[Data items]

┏━━

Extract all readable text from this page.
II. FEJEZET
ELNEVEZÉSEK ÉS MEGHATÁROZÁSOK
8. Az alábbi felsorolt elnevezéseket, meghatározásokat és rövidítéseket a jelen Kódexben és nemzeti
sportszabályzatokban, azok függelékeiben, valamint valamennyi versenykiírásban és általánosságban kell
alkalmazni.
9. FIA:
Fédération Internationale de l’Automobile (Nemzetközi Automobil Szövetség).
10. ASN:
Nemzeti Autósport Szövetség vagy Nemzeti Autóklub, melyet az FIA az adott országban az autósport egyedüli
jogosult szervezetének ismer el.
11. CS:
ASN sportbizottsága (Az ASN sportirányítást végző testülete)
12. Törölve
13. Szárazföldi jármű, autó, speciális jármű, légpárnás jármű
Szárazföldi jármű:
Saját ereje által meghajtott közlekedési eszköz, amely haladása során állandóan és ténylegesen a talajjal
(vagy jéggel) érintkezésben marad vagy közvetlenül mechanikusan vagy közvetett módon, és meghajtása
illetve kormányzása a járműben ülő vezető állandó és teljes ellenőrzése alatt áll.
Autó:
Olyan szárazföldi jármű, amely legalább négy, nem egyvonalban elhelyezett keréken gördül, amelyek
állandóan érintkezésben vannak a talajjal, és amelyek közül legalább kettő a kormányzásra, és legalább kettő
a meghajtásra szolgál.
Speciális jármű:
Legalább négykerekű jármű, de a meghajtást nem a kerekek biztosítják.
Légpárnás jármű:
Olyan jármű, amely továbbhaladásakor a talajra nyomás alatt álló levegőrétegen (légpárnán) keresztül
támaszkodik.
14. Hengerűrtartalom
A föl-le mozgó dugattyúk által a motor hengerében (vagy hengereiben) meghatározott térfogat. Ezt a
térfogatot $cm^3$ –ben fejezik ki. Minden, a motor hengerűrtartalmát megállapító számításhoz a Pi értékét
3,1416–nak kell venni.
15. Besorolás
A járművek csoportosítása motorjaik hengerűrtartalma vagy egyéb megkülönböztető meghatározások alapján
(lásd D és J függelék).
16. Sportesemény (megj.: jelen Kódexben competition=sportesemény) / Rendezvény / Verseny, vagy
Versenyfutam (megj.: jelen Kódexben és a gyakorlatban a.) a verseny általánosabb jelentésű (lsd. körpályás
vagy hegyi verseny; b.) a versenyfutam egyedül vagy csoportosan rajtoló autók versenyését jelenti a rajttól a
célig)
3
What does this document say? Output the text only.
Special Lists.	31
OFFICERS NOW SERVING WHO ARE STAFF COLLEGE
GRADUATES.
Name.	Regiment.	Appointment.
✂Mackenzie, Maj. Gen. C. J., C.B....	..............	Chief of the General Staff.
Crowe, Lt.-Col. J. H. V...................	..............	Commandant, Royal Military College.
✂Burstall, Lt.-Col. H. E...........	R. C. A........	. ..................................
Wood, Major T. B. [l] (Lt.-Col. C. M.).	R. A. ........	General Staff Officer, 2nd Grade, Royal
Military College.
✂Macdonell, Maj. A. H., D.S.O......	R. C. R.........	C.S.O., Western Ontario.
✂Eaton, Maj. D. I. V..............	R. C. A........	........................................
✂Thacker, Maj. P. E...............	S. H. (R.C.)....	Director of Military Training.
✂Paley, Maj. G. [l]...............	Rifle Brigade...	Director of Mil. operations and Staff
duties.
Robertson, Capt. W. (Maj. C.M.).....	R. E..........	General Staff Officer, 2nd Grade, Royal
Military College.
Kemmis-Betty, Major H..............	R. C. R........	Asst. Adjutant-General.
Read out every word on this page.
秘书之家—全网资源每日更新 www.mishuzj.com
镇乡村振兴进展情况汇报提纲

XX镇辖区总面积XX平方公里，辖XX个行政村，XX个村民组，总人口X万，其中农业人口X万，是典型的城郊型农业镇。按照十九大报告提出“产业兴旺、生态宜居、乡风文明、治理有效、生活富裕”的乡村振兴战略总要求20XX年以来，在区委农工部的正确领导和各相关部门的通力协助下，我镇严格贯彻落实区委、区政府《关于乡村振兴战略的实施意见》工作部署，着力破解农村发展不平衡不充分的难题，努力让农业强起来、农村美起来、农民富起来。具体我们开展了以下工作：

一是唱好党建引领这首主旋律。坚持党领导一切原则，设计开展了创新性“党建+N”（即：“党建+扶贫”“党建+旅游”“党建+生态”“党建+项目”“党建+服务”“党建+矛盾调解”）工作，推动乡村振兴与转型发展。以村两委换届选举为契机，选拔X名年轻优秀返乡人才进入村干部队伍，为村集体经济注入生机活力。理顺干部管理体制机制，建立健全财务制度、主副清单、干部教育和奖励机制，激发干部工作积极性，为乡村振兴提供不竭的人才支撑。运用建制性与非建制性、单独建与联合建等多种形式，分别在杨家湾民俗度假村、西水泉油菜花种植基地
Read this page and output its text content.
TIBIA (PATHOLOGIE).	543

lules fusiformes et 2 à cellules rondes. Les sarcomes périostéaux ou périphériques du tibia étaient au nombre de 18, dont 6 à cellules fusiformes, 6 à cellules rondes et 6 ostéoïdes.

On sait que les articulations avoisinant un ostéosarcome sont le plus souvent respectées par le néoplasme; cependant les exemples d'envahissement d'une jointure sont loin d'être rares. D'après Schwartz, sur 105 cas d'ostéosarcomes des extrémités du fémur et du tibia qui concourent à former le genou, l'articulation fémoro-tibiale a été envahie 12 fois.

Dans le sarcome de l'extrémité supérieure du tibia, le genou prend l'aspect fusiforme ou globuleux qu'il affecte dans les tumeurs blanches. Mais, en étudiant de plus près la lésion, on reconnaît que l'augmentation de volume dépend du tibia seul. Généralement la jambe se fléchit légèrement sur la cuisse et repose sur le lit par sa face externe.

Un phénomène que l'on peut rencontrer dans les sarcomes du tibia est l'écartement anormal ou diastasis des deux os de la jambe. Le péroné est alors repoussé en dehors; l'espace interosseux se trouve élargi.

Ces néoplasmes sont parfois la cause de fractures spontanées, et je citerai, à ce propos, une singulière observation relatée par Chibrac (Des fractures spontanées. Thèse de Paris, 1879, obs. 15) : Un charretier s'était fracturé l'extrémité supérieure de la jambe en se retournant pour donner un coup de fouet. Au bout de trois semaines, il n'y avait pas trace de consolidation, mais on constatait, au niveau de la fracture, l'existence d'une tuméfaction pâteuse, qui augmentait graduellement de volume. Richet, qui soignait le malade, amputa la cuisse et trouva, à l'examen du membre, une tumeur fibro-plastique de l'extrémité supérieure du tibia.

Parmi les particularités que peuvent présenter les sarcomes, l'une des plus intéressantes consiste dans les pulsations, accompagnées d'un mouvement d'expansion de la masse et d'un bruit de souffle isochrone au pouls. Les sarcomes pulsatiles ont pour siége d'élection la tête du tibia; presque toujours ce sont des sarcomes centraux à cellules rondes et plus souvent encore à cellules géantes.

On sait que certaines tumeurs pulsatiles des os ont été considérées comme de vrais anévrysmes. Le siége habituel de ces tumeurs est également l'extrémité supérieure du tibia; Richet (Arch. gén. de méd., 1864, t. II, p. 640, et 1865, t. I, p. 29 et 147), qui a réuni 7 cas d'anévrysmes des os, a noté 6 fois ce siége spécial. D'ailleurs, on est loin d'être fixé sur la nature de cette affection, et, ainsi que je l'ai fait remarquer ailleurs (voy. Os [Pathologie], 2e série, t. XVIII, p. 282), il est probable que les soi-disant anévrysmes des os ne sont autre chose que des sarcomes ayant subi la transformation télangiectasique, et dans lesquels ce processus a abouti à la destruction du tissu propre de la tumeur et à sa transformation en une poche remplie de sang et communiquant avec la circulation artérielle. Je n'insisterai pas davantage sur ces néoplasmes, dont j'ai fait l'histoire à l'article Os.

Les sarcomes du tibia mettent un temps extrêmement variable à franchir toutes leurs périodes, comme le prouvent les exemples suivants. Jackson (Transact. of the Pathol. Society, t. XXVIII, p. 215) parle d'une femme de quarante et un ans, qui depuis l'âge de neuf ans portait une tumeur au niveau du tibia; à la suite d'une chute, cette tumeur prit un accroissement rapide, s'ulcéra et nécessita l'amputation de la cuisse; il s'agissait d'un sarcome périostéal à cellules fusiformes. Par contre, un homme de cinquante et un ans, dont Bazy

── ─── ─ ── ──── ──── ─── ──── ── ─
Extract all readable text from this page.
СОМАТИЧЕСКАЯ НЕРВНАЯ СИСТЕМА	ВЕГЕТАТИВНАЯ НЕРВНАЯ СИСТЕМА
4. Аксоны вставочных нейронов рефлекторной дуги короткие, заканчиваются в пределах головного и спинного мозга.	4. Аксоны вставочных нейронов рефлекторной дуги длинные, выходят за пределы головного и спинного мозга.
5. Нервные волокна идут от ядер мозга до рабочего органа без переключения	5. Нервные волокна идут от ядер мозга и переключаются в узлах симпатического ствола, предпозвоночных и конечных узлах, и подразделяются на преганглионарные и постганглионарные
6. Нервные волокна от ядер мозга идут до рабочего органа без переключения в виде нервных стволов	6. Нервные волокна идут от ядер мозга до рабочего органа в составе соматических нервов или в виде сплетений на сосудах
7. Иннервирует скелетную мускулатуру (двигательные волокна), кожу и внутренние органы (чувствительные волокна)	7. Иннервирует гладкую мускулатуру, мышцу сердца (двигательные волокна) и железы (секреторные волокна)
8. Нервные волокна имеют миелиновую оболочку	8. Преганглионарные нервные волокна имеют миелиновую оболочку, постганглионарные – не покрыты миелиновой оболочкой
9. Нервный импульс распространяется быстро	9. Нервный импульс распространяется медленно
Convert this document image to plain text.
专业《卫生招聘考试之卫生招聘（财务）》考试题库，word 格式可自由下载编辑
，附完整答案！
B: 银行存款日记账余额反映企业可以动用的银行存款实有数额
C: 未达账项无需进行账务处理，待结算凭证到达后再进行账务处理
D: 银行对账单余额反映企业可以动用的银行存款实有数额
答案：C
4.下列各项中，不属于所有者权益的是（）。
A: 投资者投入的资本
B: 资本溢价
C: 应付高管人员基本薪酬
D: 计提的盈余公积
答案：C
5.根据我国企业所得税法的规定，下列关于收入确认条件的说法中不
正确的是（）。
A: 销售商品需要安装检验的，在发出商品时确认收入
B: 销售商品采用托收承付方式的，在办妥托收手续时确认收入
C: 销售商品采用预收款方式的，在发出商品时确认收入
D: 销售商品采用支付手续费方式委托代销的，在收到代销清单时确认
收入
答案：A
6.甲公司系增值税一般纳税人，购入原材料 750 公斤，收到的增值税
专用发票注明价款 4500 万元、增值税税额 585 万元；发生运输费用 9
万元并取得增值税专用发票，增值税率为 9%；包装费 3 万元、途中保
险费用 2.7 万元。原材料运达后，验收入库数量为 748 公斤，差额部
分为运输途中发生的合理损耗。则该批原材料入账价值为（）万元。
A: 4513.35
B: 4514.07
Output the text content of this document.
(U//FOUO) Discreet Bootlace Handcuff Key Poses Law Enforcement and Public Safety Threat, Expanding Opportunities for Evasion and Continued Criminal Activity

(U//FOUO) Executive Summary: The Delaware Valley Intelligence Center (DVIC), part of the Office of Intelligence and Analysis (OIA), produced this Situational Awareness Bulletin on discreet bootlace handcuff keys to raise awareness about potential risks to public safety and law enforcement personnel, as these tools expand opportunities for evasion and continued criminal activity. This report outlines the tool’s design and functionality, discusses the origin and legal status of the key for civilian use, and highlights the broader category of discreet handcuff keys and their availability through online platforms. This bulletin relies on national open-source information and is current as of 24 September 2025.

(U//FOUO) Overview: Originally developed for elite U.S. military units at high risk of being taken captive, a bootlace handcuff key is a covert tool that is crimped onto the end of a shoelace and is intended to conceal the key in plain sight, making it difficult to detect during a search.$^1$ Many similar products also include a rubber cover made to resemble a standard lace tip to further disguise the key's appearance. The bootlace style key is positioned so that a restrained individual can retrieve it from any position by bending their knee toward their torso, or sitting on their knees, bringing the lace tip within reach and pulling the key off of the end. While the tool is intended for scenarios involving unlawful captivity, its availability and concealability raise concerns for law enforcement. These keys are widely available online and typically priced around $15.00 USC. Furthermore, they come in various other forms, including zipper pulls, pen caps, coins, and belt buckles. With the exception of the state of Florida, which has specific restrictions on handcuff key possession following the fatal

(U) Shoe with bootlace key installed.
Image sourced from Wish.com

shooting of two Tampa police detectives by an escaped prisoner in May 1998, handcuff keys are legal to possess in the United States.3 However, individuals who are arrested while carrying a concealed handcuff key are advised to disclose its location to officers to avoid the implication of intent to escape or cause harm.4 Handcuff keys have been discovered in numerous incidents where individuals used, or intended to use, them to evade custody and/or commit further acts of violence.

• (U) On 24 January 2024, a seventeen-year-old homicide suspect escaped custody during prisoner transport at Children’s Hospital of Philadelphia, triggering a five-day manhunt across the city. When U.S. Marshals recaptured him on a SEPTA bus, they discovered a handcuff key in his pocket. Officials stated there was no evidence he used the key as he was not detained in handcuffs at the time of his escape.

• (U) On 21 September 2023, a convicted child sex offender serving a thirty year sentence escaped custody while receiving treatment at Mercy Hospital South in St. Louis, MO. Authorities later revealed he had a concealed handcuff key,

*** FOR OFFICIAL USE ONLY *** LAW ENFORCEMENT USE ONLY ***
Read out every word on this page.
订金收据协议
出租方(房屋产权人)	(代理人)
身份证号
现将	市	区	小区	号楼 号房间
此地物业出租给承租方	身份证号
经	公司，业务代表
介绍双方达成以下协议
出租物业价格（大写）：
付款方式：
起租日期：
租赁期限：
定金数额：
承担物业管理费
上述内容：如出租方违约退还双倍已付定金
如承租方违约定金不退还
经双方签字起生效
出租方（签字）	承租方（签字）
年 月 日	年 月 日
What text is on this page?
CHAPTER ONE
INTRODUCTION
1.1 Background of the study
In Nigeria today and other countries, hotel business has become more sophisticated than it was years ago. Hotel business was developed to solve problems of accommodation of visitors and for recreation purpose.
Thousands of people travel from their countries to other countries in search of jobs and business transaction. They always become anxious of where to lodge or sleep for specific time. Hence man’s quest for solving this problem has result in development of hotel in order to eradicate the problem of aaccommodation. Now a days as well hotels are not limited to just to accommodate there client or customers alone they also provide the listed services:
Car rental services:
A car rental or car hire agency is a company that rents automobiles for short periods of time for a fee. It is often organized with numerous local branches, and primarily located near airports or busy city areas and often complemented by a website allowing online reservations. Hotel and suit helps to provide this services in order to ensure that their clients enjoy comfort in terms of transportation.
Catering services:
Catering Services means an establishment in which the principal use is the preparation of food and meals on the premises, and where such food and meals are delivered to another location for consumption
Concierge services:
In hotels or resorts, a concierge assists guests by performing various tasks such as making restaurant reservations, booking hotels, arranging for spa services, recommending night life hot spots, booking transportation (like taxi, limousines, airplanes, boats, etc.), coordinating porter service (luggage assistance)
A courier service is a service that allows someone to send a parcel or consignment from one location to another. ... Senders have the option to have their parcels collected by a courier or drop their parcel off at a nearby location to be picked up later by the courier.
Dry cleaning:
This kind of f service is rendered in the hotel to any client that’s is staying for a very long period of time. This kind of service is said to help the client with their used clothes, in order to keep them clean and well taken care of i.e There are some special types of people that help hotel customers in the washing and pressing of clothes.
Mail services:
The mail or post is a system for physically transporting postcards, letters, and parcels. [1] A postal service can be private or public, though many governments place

┗━━

## What is expected:
Select every line in the material above where the string "talajjal" occurs, and copy it.

## Exercise answer:
Saját ereje által meghajtott közlekedési eszköz, amely haladása során állandóan és ténylegesen a talajjal
állandóan érintkezésben vannak a talajjal, és amelyek közül legalább kettő a kormányzásra, és legalább kettő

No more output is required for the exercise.